» APPLY WHAT YOU READ:
1. According to the passage on the Laurence Langley Redwood Grove, where do the Californian Redwoods stand?
2. Using the passage on the Laurence Langley Redwood Grove, explain why Mr. Langley imported Redwood seed from New Zealand and expected the trees to do well in Robertson.
3. Quote the passage on the Laurence Langley Redwood Grove from "Laurence Langley Memorial" up to and including "private arboretum there.".

» EXERCISE PASSAGE:
◆ ◆ ◆

Christmas Bells

Christmas Bells
Christmas Bells - Blandfordia nobilis

Saturday, May 17, 2008

Laurence Langley Memorial Redwood Grove.

Local residents realise that the Cherry trees along the Illawarra Highway (Hoddle Street) are a major feature of Robertson. They flower in mid-spring, each year, around about the October Long Weekend.Few people realise that the man behind the selection and planting of those Cherry trees, as well as the Redwood Grove, which replaced the Pine trees of the original Robertson School Forest, opposite the Nature Reserve in Robertson was Mr. Laurence Langley. Mr Langley, who I never met, once lived in a property out at the end of Mackey's Lane, where he grew many rare and interesting trees. In fact he created a private arboretum there.

But he was not content with that. As I said, he was responsible for the planting of the double flowered Ornamental Cherries along the Illawarra Highway, through Robertson (Hoddle Street). He also was responsible for a fine stand of Douglas Fir trees as street trees along the top end of Caalong Street (between May St and the Robertson Showground).

However, as far as tree planting is concerned, his greatest achievement in Robertson was the grove of Californian Redwoods (Sequoia sempervirens) which stand opposite the Robertson Nature Reserve, on the corner of Meryla Street and South Street.

Grey Goshawk perched in one of the Redwood trees
As a lover of grand trees, Mr Langley had researched these trees, and knew that they ought be suitable to Robertson high rainfall and rich, acidic red basalt soil. He imported seed from another Southern Hemisphere area, where they had been successfully established (New Zealand), and then he personally raised the plants from seed. I understand that a major working bee was held to plant these trees where there had been a plantation of Pinus radiata trees (which had originally been planted as a revenue source for the Robertson Primary School). Those trees reached maturity and then were harvested, and replaced by the Redwoods.

◆ ◆ ◆

» DATA UNDER STUDY:
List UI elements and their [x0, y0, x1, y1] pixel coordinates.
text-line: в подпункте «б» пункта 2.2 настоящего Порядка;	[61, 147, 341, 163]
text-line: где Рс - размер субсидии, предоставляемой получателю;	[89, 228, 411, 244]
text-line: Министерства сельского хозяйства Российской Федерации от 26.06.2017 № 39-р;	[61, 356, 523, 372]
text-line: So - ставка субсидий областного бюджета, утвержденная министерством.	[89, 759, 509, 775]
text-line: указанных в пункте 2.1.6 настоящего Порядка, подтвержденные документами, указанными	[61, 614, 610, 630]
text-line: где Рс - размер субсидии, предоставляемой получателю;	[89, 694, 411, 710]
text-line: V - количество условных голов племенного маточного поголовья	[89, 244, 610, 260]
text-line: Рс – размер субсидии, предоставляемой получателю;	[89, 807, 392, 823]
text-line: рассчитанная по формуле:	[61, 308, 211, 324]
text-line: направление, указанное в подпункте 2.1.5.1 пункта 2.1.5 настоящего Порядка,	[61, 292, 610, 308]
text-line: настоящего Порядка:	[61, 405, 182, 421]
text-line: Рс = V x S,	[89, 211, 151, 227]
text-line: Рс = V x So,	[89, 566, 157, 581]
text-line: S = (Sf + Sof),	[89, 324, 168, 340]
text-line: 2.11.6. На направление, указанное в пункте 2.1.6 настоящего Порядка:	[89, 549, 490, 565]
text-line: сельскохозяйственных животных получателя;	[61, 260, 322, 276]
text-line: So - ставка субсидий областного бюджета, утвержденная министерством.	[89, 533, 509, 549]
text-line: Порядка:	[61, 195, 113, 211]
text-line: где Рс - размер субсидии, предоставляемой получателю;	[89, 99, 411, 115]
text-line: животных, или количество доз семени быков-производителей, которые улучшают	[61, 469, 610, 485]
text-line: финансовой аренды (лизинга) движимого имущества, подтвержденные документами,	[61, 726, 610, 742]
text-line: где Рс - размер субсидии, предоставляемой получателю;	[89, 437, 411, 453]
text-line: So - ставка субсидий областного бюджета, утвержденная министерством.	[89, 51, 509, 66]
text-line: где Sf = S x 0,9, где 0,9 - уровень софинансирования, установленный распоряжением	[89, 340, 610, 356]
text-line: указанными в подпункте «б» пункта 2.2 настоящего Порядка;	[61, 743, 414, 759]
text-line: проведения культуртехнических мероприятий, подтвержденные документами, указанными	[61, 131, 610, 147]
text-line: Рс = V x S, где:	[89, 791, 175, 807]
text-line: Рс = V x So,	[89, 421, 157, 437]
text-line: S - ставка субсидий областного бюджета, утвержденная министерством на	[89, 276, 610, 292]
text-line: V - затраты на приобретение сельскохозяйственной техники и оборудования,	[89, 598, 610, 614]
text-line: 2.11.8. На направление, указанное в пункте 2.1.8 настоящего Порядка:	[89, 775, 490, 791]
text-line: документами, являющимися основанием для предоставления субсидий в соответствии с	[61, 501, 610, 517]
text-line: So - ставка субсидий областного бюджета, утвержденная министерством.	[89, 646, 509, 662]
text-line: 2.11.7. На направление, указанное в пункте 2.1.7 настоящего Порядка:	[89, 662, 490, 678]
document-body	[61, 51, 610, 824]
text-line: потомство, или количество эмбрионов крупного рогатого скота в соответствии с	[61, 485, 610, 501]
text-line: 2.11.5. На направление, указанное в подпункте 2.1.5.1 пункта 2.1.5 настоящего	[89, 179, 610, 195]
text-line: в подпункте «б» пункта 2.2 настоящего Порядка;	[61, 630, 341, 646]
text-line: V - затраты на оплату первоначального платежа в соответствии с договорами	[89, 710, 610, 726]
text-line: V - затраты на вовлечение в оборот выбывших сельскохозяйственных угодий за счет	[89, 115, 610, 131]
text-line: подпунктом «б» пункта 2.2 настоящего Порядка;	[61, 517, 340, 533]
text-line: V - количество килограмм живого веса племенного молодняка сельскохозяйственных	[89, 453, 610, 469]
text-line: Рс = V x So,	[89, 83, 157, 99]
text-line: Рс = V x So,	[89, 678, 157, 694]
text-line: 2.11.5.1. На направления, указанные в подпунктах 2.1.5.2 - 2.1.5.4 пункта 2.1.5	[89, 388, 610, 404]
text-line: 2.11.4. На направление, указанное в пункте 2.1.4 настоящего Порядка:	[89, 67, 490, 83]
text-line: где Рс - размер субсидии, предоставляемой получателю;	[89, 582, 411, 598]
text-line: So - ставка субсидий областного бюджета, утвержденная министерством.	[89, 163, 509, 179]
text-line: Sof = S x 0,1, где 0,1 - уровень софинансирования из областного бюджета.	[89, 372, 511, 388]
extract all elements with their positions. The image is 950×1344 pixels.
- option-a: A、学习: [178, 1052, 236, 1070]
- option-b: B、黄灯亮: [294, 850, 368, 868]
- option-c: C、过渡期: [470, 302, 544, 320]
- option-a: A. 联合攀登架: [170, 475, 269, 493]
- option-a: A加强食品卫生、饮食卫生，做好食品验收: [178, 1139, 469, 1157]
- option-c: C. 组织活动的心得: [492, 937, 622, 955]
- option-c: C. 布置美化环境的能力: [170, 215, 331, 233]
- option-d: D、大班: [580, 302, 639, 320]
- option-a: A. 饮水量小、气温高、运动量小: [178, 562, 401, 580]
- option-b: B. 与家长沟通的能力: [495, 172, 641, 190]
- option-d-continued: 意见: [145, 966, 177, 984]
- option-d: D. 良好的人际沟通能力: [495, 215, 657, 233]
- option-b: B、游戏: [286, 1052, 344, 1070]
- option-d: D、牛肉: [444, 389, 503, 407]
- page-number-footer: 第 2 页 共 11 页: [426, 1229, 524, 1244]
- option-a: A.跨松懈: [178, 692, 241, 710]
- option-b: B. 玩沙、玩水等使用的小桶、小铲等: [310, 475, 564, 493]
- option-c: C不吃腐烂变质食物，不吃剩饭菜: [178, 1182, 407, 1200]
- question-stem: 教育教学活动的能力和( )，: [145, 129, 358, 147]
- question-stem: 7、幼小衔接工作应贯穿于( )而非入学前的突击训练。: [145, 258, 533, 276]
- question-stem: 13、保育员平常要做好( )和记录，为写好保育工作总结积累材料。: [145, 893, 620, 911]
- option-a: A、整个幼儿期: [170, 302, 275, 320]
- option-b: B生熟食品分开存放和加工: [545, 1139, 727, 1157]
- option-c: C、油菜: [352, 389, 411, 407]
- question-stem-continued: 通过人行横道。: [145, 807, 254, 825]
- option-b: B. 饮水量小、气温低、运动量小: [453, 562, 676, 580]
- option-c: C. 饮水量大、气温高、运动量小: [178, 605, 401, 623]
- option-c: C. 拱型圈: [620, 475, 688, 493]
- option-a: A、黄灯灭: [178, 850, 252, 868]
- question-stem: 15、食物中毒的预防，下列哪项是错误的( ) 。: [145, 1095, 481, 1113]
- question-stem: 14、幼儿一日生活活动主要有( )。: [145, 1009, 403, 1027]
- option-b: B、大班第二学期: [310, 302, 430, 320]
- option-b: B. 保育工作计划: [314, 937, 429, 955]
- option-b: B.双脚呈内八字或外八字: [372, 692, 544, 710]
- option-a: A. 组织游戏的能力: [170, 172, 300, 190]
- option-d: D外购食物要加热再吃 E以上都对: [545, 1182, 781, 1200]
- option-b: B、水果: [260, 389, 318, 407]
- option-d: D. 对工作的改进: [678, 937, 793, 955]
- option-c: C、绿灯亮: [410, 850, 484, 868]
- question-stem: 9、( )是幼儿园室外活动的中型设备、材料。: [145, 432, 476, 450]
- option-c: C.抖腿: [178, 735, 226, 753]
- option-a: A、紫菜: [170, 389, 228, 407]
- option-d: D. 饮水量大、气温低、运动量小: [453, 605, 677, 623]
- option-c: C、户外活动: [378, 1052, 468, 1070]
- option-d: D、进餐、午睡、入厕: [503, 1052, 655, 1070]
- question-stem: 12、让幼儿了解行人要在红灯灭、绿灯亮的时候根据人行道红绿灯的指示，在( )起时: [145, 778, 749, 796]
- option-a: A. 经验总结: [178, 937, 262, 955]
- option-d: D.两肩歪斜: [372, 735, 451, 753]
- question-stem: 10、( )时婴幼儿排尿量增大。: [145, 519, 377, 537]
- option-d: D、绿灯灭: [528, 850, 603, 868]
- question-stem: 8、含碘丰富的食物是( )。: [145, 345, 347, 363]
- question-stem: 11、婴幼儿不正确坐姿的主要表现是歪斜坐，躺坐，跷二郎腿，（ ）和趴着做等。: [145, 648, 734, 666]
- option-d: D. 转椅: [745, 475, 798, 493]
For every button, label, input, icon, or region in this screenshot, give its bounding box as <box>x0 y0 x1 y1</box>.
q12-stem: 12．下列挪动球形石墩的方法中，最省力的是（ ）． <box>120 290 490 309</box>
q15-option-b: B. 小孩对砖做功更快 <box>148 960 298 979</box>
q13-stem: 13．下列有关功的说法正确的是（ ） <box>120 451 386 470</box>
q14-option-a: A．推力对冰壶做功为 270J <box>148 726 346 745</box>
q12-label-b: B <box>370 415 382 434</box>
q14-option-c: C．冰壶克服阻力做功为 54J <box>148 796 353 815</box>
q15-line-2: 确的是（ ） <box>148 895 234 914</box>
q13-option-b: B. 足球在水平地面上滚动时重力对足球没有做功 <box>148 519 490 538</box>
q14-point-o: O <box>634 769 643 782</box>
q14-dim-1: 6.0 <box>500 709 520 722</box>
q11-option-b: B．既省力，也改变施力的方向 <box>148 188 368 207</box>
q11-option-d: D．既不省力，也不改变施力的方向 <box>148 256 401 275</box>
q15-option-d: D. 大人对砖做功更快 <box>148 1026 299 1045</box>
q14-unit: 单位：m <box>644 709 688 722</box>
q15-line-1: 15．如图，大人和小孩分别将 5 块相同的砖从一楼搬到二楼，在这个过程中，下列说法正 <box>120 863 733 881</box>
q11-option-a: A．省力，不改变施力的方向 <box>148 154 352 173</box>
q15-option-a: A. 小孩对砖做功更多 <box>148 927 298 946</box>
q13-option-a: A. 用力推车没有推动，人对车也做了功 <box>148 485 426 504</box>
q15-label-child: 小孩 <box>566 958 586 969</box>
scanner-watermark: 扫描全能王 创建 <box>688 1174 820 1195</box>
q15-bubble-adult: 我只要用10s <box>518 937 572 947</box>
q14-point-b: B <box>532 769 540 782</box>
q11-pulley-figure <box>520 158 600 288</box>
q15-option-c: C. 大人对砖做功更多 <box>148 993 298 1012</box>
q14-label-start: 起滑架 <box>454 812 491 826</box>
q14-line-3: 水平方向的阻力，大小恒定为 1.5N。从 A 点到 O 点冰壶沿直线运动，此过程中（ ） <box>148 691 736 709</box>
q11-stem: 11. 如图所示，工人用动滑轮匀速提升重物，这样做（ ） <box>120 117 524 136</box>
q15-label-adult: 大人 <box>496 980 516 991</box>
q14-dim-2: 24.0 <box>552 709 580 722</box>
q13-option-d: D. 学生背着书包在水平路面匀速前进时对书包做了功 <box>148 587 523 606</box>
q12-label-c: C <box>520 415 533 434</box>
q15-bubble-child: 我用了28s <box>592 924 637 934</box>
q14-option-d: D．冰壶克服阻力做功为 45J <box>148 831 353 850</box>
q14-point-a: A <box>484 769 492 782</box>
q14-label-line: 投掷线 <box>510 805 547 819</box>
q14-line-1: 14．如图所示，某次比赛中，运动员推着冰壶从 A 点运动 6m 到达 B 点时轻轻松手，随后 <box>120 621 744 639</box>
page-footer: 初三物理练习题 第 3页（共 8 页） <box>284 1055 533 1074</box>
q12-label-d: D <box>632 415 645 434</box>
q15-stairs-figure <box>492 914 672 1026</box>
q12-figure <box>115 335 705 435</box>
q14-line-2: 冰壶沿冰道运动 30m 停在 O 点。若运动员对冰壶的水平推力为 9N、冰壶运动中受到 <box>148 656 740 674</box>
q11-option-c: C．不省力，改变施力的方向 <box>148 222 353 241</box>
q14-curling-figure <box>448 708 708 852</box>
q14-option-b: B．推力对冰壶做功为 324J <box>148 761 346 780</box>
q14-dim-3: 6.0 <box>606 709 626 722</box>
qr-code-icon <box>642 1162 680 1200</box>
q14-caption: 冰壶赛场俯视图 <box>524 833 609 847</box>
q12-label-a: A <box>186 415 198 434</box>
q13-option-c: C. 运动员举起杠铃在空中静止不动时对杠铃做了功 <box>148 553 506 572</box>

◆ ◆ ◆

» RESULTS IN ORDER:
1. They stand opposite the Robertson Nature Reserve, on the corner of Meryla Street and South Street.

2. He got the seed from New Zealand because it was another Southern Hemisphere area where the Redwoods had been successfully established. From his research, he knew the trees ought to suit Robertson's high rainfall and rich, acidic red basalt soil.

3.
Laurence Langley Memorial Redwood Grove.

Local residents realise that the Cherry trees along the Illawarra Highway (Hoddle Street) are a major feature of Robertson. They flower in mid-spring, each year, around about the October Long Weekend.Few people realise that the man behind the selection and planting of those Cherry trees, as well as the Redwood Grove, which replaced the Pine trees of the original Robertson School Forest, opposite the Nature Reserve in Robertson was Mr. Laurence Langley. Mr Langley, who I never met, once lived in a property out at the end of Mackey's Lane, where he grew many rare and interesting trees. In fact he created a private arboretum there.